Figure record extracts

·····

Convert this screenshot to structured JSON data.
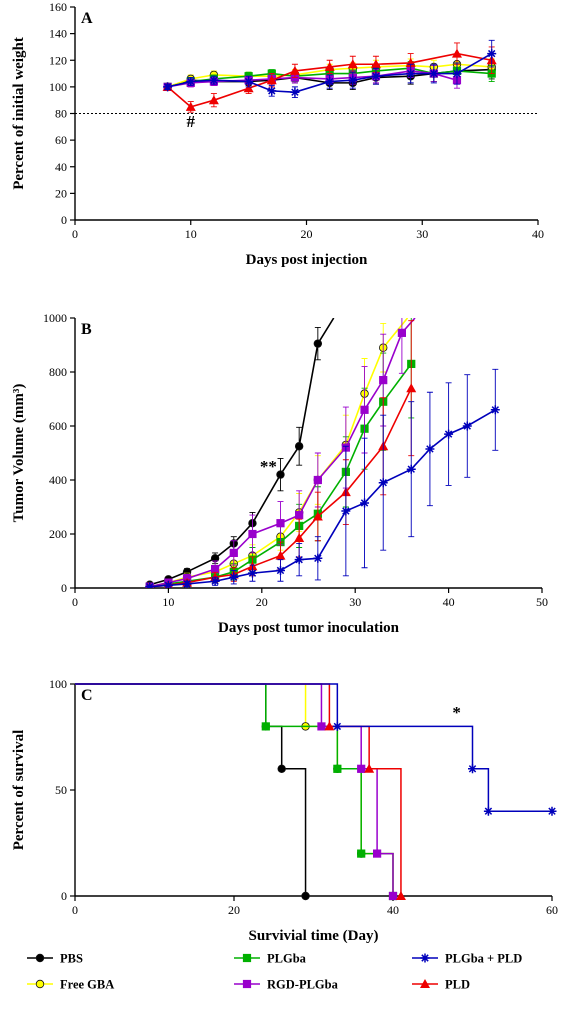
{
  "colors": {
    "PBS": "#000000",
    "Free GBA": "#ffff00",
    "PLGba": "#00b000",
    "RGD-PLGba": "#9900cc",
    "PLD": "#ee0000",
    "PLGba + PLD": "#0000bb"
  },
  "legend": {
    "placement": "bottom",
    "entries": [
      {
        "series": "PBS",
        "label": "PBS",
        "marker": "circle"
      },
      {
        "series": "Free GBA",
        "label": "Free GBA",
        "marker": "circle"
      },
      {
        "series": "PLGba",
        "label": "PLGba",
        "marker": "square"
      },
      {
        "series": "RGD-PLGba",
        "label": "RGD-PLGba",
        "marker": "square"
      },
      {
        "series": "PLGba + PLD",
        "label": "PLGba  + PLD",
        "marker": "star"
      },
      {
        "series": "PLD",
        "label": "PLD",
        "marker": "triangle"
      }
    ]
  },
  "chart_data": [
    {
      "type": "line",
      "panel_label": "A",
      "xlabel": "Days post injection",
      "ylabel": "Percent of initial weight",
      "xlim": [
        0,
        40
      ],
      "ylim": [
        0,
        160
      ],
      "xticks": [
        0,
        10,
        20,
        30,
        40
      ],
      "yticks": [
        0,
        20,
        40,
        60,
        80,
        100,
        120,
        140,
        160
      ],
      "grid": false,
      "reference_line": {
        "y": 80,
        "style": "dotted"
      },
      "annotations": [
        {
          "text": "#",
          "x": 10,
          "y": 70
        }
      ],
      "series": [
        {
          "name": "PBS",
          "marker": "circle",
          "x": [
            8,
            10,
            12,
            15,
            17,
            19,
            22,
            24,
            26,
            29,
            31,
            33,
            36
          ],
          "y": [
            100,
            105,
            104,
            104,
            105,
            107,
            103,
            103,
            107,
            108,
            110,
            112,
            113
          ],
          "err": [
            2,
            3,
            3,
            3,
            3,
            4,
            5,
            5,
            5,
            6,
            6,
            6,
            7
          ]
        },
        {
          "name": "Free GBA",
          "marker": "circle",
          "x": [
            8,
            10,
            12,
            15,
            17,
            19,
            22,
            24,
            26,
            29,
            31,
            33,
            36
          ],
          "y": [
            100,
            106,
            109,
            108,
            108,
            109,
            113,
            114,
            115,
            116,
            115,
            117,
            115
          ],
          "err": [
            2,
            3,
            3,
            3,
            3,
            4,
            4,
            4,
            5,
            5,
            5,
            6,
            6
          ]
        },
        {
          "name": "PLGba",
          "marker": "square",
          "x": [
            8,
            10,
            12,
            15,
            17,
            19,
            22,
            24,
            26,
            29,
            31,
            33,
            36
          ],
          "y": [
            100,
            104,
            106,
            108,
            110,
            108,
            110,
            110,
            112,
            114,
            110,
            112,
            110
          ],
          "err": [
            2,
            3,
            3,
            3,
            3,
            4,
            4,
            5,
            5,
            5,
            6,
            6,
            6
          ]
        },
        {
          "name": "RGD-PLGba",
          "marker": "square",
          "x": [
            8,
            10,
            12,
            15,
            17,
            19,
            22,
            24,
            26,
            29,
            31,
            33
          ],
          "y": [
            100,
            103,
            104,
            105,
            106,
            107,
            106,
            107,
            108,
            112,
            110,
            105
          ],
          "err": [
            2,
            3,
            3,
            3,
            4,
            4,
            4,
            5,
            5,
            5,
            6,
            6
          ]
        },
        {
          "name": "PLD",
          "marker": "triangle",
          "x": [
            8,
            10,
            12,
            15,
            17,
            19,
            22,
            24,
            26,
            29,
            33,
            36
          ],
          "y": [
            100,
            85,
            90,
            99,
            105,
            112,
            115,
            117,
            117,
            118,
            125,
            120
          ],
          "err": [
            2,
            4,
            5,
            4,
            5,
            5,
            5,
            6,
            6,
            7,
            8,
            10
          ]
        },
        {
          "name": "PLGba + PLD",
          "marker": "star",
          "x": [
            8,
            10,
            12,
            15,
            17,
            19,
            22,
            24,
            26,
            29,
            31,
            33,
            36
          ],
          "y": [
            100,
            104,
            105,
            104,
            97,
            96,
            104,
            105,
            108,
            110,
            110,
            110,
            125
          ],
          "err": [
            2,
            3,
            3,
            4,
            4,
            4,
            5,
            6,
            6,
            7,
            7,
            8,
            10
          ]
        }
      ]
    },
    {
      "type": "line",
      "panel_label": "B",
      "xlabel": "Days post tumor inoculation",
      "ylabel": "Tumor Volume (mm³)",
      "xlim": [
        0,
        50
      ],
      "ylim": [
        0,
        1000
      ],
      "xticks": [
        0,
        10,
        20,
        30,
        40,
        50
      ],
      "yticks": [
        0,
        200,
        400,
        600,
        800,
        1000
      ],
      "grid": false,
      "annotations": [
        {
          "text": "**",
          "x": 20.7,
          "y": 430
        }
      ],
      "series": [
        {
          "name": "PBS",
          "marker": "circle",
          "x": [
            8,
            10,
            12,
            15,
            17,
            19,
            22,
            24,
            26,
            27.7
          ],
          "y": [
            12,
            32,
            60,
            110,
            165,
            240,
            420,
            525,
            905,
            1000
          ],
          "err": [
            4,
            8,
            12,
            20,
            25,
            40,
            60,
            70,
            60,
            0
          ]
        },
        {
          "name": "Free GBA",
          "marker": "circle",
          "x": [
            8,
            10,
            12,
            15,
            17,
            19,
            22,
            24,
            26,
            29,
            31,
            33,
            35.6
          ],
          "y": [
            5,
            20,
            40,
            60,
            90,
            120,
            190,
            280,
            400,
            530,
            720,
            890,
            1000
          ],
          "err": [
            3,
            8,
            15,
            20,
            30,
            40,
            50,
            70,
            90,
            110,
            130,
            90,
            0
          ]
        },
        {
          "name": "PLGba",
          "marker": "square",
          "x": [
            8,
            10,
            12,
            15,
            17,
            19,
            22,
            24,
            26,
            29,
            31,
            33,
            36
          ],
          "y": [
            5,
            15,
            25,
            40,
            60,
            105,
            170,
            230,
            275,
            430,
            590,
            690,
            830
          ],
          "err": [
            3,
            8,
            12,
            20,
            30,
            45,
            60,
            80,
            100,
            130,
            150,
            180,
            200
          ]
        },
        {
          "name": "RGD-PLGba",
          "marker": "square",
          "x": [
            8,
            10,
            12,
            15,
            17,
            19,
            22,
            24,
            26,
            29,
            31,
            33,
            35,
            36.4
          ],
          "y": [
            5,
            20,
            35,
            70,
            130,
            200,
            240,
            270,
            400,
            520,
            660,
            770,
            945,
            1000
          ],
          "err": [
            3,
            8,
            15,
            30,
            45,
            70,
            80,
            90,
            100,
            150,
            160,
            170,
            150,
            0
          ]
        },
        {
          "name": "PLD",
          "marker": "triangle",
          "x": [
            8,
            10,
            12,
            15,
            17,
            19,
            22,
            24,
            26,
            29,
            33,
            36
          ],
          "y": [
            5,
            10,
            20,
            40,
            50,
            80,
            120,
            185,
            265,
            355,
            525,
            740
          ],
          "err": [
            3,
            6,
            10,
            18,
            25,
            35,
            50,
            70,
            90,
            120,
            180,
            250
          ]
        },
        {
          "name": "PLGba + PLD",
          "marker": "star",
          "x": [
            8,
            10,
            12,
            15,
            17,
            19,
            22,
            24,
            26,
            29,
            31,
            33,
            36,
            38,
            40,
            42,
            45
          ],
          "y": [
            5,
            10,
            15,
            25,
            40,
            55,
            65,
            105,
            110,
            285,
            315,
            390,
            440,
            515,
            570,
            600,
            660
          ],
          "err": [
            3,
            6,
            10,
            15,
            25,
            30,
            40,
            60,
            80,
            240,
            240,
            250,
            250,
            210,
            190,
            190,
            150
          ]
        }
      ]
    },
    {
      "type": "step",
      "panel_label": "C",
      "xlabel": "Survivial time (Day)",
      "ylabel": "Percent of survival",
      "xlim": [
        0,
        60
      ],
      "ylim": [
        0,
        100
      ],
      "xticks": [
        0,
        20,
        40,
        60
      ],
      "yticks": [
        0,
        50,
        100
      ],
      "grid": false,
      "annotations": [
        {
          "text": "*",
          "x": 48,
          "y": 84
        }
      ],
      "series": [
        {
          "name": "PBS",
          "marker": "circle",
          "times": [
            0,
            24,
            26,
            29
          ],
          "survival": [
            100,
            80,
            60,
            0
          ],
          "markers_x": [
            24,
            26,
            29
          ],
          "markers_y": [
            80,
            60,
            0
          ]
        },
        {
          "name": "Free GBA",
          "marker": "circle",
          "times": [
            0,
            29,
            33,
            36,
            40
          ],
          "survival": [
            100,
            80,
            60,
            20,
            0
          ],
          "markers_x": [
            29,
            33,
            36,
            40
          ],
          "markers_y": [
            80,
            60,
            20,
            0
          ]
        },
        {
          "name": "PLGba",
          "marker": "square",
          "times": [
            0,
            24,
            33,
            36,
            40
          ],
          "survival": [
            100,
            80,
            60,
            20,
            0
          ],
          "markers_x": [
            24,
            33,
            36,
            40
          ],
          "markers_y": [
            80,
            60,
            20,
            0
          ]
        },
        {
          "name": "RGD-PLGba",
          "marker": "square",
          "times": [
            0,
            31,
            36,
            38,
            40
          ],
          "survival": [
            100,
            80,
            60,
            20,
            0
          ],
          "markers_x": [
            31,
            36,
            38,
            40
          ],
          "markers_y": [
            80,
            60,
            20,
            0
          ]
        },
        {
          "name": "PLD",
          "marker": "triangle",
          "times": [
            0,
            32,
            37,
            41
          ],
          "survival": [
            100,
            80,
            60,
            0
          ],
          "markers_x": [
            32,
            37,
            41
          ],
          "markers_y": [
            80,
            60,
            0
          ]
        },
        {
          "name": "PLGba + PLD",
          "marker": "star",
          "times": [
            0,
            33,
            50,
            52
          ],
          "survival": [
            100,
            80,
            60,
            40
          ],
          "end_x": 60,
          "markers_x": [
            33,
            50,
            52,
            60
          ],
          "markers_y": [
            80,
            60,
            40,
            40
          ]
        }
      ]
    }
  ]
}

·····

Task to carry out
Collect every line from the records above that contains the word "Percent".

Output for this task
      "ylabel": "Percent of initial weight",
      "ylabel": "Percent of survival",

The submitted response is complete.